### TEXT PASSAGE
*** Block opens ***
Paul E. Anna: High Points
The Aspen Times
Aspen, CO Colorado
Before dawn one morning this past week, I was on my way to Sardy Field for the first flight out at 7 a.m. Coming up valley as I exited Snowmass Canyon I was greeted by a brightly lit “X” on the end of the runway.
Now this “X” is there to warn pilots who might be thinking of making a nocturnal landing on the runway, that it is strictly forbidden. And with all of the work that was being done on the runway on this particular morning, that was a wise warning. But it occurred to me that the “X” was a perfect symbol to use to protest those who have plans to blow up our little airport and put in one of a size and scale that should also be forbidden.
The discussions about increasing the size of the Aspen-Pitkin County Airport have faded a bit after this summer’s preliminary announcements and community input sessions. The lingering memory for those who paid attention was the pronouncement that the proponents weren’t going to necessarily build all of the 80,000-square-foot terminal that they had originally penciled in. But rather, they were just going to get approvals so that they could if they needed too. Uh-huh.
The thing is, I like our airport just the way it is. Small, somewhat homey, and purely Aspen. Sure it gets busy on summer mornings when the Institute folks, or the MotherLode Volleyball players, or the Music Festival fans are hightailing it out of town. And I understand that the crowds in ski season can make the lines at security swell. But if the airport were bigger it would still be busy and it would still swell. It would just swell and be busy in a bigger building.
*** Block closes ***
### ASSIGNED TASK 1
For each statement about the column on the Aspen airport, answer yes or no and quote the words from the column that decide it.
(a) The lit "X" is at the end of the runway.
(b) The proponents said they would definitely build the whole 80,000-square-foot terminal.
(c) The writer believes a bigger airport would no longer be busy.
### ASSIGNED TASK 2
Write the next part of the column on the Aspen airport, picking up after its last sentence.
The lines after this point have no connection to the column on the Aspen airport.

### Stored items
*** Block opens ***
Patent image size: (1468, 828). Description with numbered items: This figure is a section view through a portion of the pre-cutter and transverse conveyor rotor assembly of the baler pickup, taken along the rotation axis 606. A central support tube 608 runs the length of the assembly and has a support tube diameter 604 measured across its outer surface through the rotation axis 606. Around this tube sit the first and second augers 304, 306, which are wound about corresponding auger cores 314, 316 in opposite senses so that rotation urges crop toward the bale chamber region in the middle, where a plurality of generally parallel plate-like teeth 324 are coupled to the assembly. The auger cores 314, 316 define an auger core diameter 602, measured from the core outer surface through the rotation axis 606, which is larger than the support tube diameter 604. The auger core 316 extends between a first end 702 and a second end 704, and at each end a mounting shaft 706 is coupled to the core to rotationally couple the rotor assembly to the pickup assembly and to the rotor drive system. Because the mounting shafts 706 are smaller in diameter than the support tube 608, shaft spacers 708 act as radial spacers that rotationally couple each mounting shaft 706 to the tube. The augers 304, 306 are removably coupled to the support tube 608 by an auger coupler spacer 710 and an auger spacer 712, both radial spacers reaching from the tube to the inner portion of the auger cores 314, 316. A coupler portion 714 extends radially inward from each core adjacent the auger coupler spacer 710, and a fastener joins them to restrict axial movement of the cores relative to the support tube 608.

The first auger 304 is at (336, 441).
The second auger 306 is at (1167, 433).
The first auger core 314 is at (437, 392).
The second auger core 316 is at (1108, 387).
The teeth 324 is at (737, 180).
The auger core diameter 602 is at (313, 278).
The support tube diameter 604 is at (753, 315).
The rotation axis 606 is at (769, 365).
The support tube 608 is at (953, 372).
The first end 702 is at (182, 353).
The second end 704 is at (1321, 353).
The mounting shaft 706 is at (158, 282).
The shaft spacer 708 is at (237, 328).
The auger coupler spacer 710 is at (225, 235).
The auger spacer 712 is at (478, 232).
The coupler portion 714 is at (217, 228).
*** Block closes ***
### TASK RESULT 1
(a) Yes: "a brightly lit “X” on the end of the runway."
(b) No: "the proponents weren’t going to necessarily build all of the 80,000-square-foot terminal that they had originally penciled in."
(c) No: "But if the airport were bigger it would still be busy and it would still swell."

### TASK RESULT 2
We have this infectious frenzy here in this town to just make everything bigger. The art museum is the most obviously infected organization and, while I’m sure it will be a great art museum, it really doesn’t need to be here. And the library folks are also on the path to build bigger, just because. I love art, I love books and I love to fly. But the airport, the library and the art museum we have are not only adequate for a community our size, they are jewels.
But once these things get going, they take on a life of their own. The powers behind them have the resources, the patience and the self-aggrandizing motives to figure out ways to push them through. They can make it happen regardless of whether the majority feels a need because they simply want to do it.
For many a year during the holiday season, a peace sign framed in Christmas lights on a barn lit up Old Snowmass and could be seen by one and all as they crested Watson Divide. Sadly, the sign burns no more as the property was sold. But I thought of that peace sign when I saw the “X” that morning.
May it burn bright.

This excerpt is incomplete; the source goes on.